| TASK PROMPT |
Retype the whole listing, please, keeping every line exact and dropping the pictures.

--- begin SOURCE MATERIAL ---

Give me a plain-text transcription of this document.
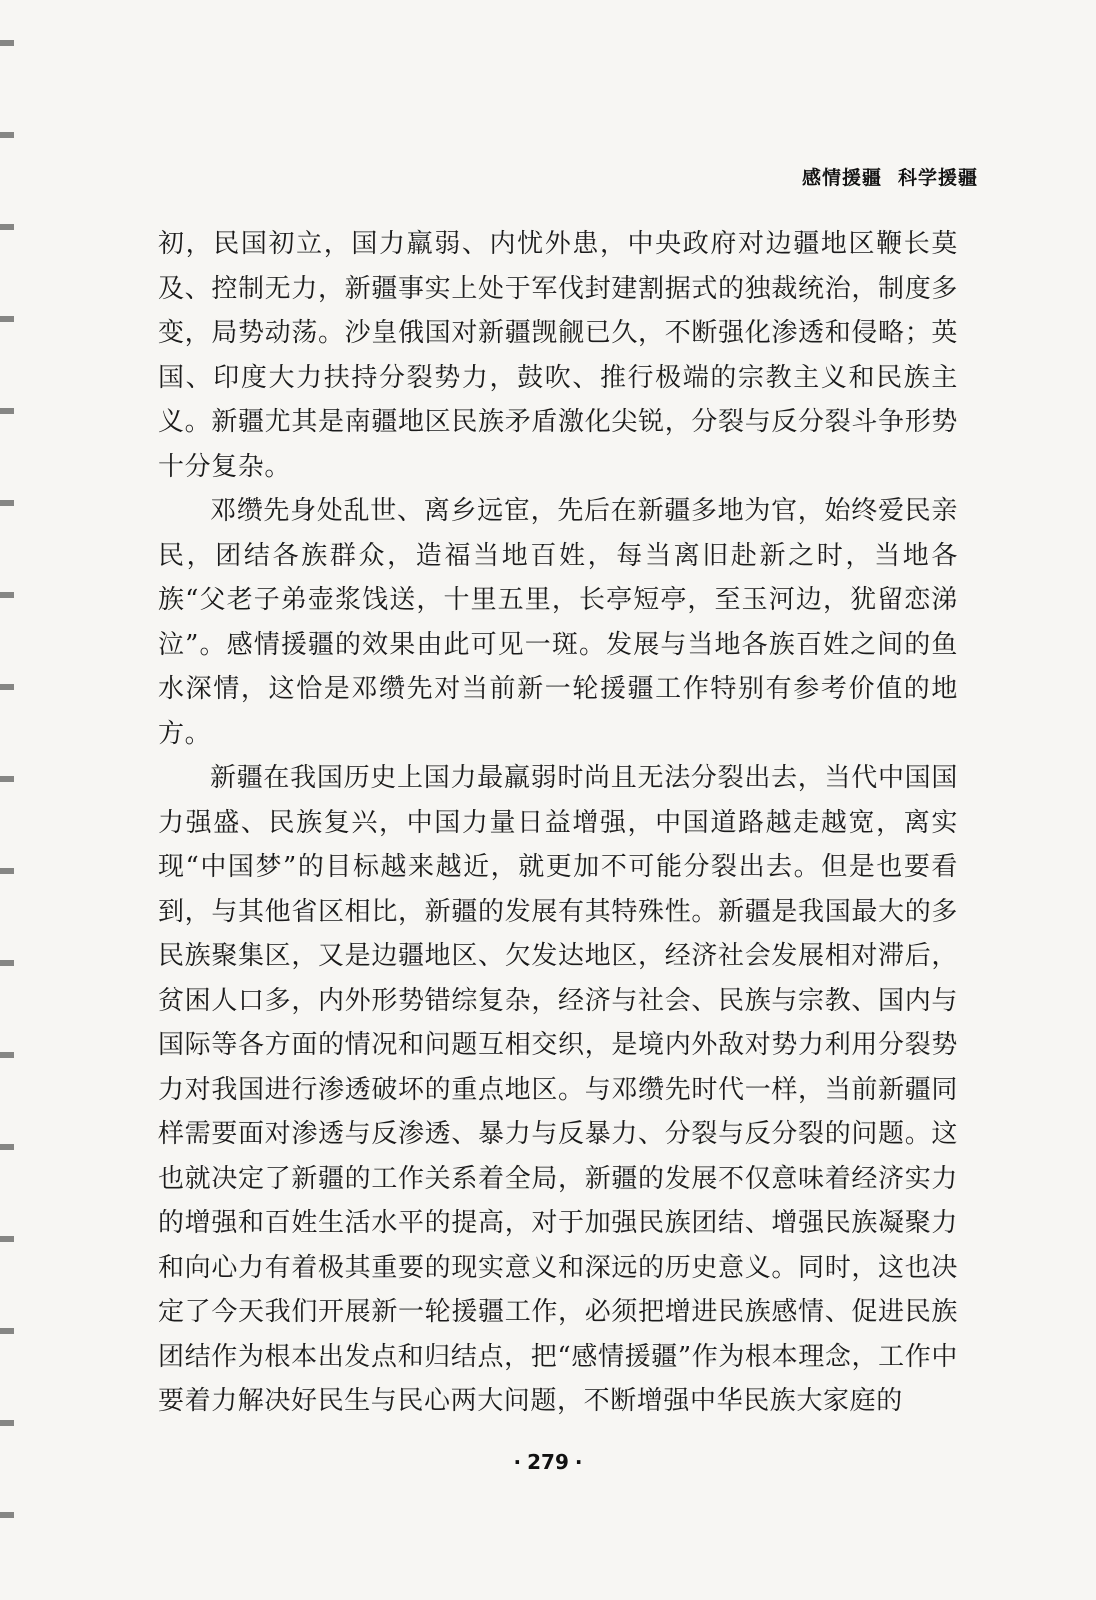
感情援疆 科学援疆

初，民国初立，国力羸弱、内忧外患，中央政府对边疆地区鞭长莫及、控制无力，新疆事实上处于军伐封建割据式的独裁统治，制度多变，局势动荡。沙皇俄国对新疆觊觎已久，不断强化渗透和侵略；英国、印度大力扶持分裂势力，鼓吹、推行极端的宗教主义和民族主义。新疆尤其是南疆地区民族矛盾激化尖锐，分裂与反分裂斗争形势十分复杂。

邓缵先身处乱世、离乡远宦，先后在新疆多地为官，始终爱民亲民，团结各族群众，造福当地百姓，每当离旧赴新之时，当地各族“父老子弟壶浆饯送，十里五里，长亭短亭，至玉河边，犹留恋涕泣”。感情援疆的效果由此可见一斑。发展与当地各族百姓之间的鱼水深情，这恰是邓缵先对当前新一轮援疆工作特别有参考价值的地方。

新疆在我国历史上国力最羸弱时尚且无法分裂出去，当代中国国力强盛、民族复兴，中国力量日益增强，中国道路越走越宽，离实现“中国梦”的目标越来越近，就更加不可能分裂出去。但是也要看到，与其他省区相比，新疆的发展有其特殊性。新疆是我国最大的多民族聚集区，又是边疆地区、欠发达地区，经济社会发展相对滞后，贫困人口多，内外形势错综复杂，经济与社会、民族与宗教、国内与国际等各方面的情况和问题互相交织，是境内外敌对势力利用分裂势力对我国进行渗透破坏的重点地区。与邓缵先时代一样，当前新疆同样需要面对渗透与反渗透、暴力与反暴力、分裂与反分裂的问题。这也就决定了新疆的工作关系着全局，新疆的发展不仅意味着经济实力的增强和百姓生活水平的提高，对于加强民族团结、增强民族凝聚力和向心力有着极其重要的现实意义和深远的历史意义。同时，这也决定了今天我们开展新一轮援疆工作，必须把增进民族感情、促进民族团结作为根本出发点和归结点，把“感情援疆”作为根本理念，工作中要着力解决好民生与民心两大问题，不断增强中华民族大家庭的

· 279 ·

--- end SOURCE MATERIAL ---

| SOLUTION FOR THIS PROBLEM |
Give me a plain-text transcription of this document.
感情援疆 科学援疆

初，民国初立，国力羸弱、内忧外患，中央政府对边疆地区鞭长莫及、控制无力，新疆事实上处于军伐封建割据式的独裁统治，制度多变，局势动荡。沙皇俄国对新疆觊觎已久，不断强化渗透和侵略；英国、印度大力扶持分裂势力，鼓吹、推行极端的宗教主义和民族主义。新疆尤其是南疆地区民族矛盾激化尖锐，分裂与反分裂斗争形势十分复杂。

邓缵先身处乱世、离乡远宦，先后在新疆多地为官，始终爱民亲民，团结各族群众，造福当地百姓，每当离旧赴新之时，当地各族“父老子弟壶浆饯送，十里五里，长亭短亭，至玉河边，犹留恋涕泣”。感情援疆的效果由此可见一斑。发展与当地各族百姓之间的鱼水深情，这恰是邓缵先对当前新一轮援疆工作特别有参考价值的地方。

新疆在我国历史上国力最羸弱时尚且无法分裂出去，当代中国国力强盛、民族复兴，中国力量日益增强，中国道路越走越宽，离实现“中国梦”的目标越来越近，就更加不可能分裂出去。但是也要看到，与其他省区相比，新疆的发展有其特殊性。新疆是我国最大的多民族聚集区，又是边疆地区、欠发达地区，经济社会发展相对滞后，贫困人口多，内外形势错综复杂，经济与社会、民族与宗教、国内与国际等各方面的情况和问题互相交织，是境内外敌对势力利用分裂势力对我国进行渗透破坏的重点地区。与邓缵先时代一样，当前新疆同样需要面对渗透与反渗透、暴力与反暴力、分裂与反分裂的问题。这也就决定了新疆的工作关系着全局，新疆的发展不仅意味着经济实力的增强和百姓生活水平的提高，对于加强民族团结、增强民族凝聚力和向心力有着极其重要的现实意义和深远的历史意义。同时，这也决定了今天我们开展新一轮援疆工作，必须把增进民族感情、促进民族团结作为根本出发点和归结点，把“感情援疆”作为根本理念，工作中要着力解决好民生与民心两大问题，不断增强中华民族大家庭的

· 279 ·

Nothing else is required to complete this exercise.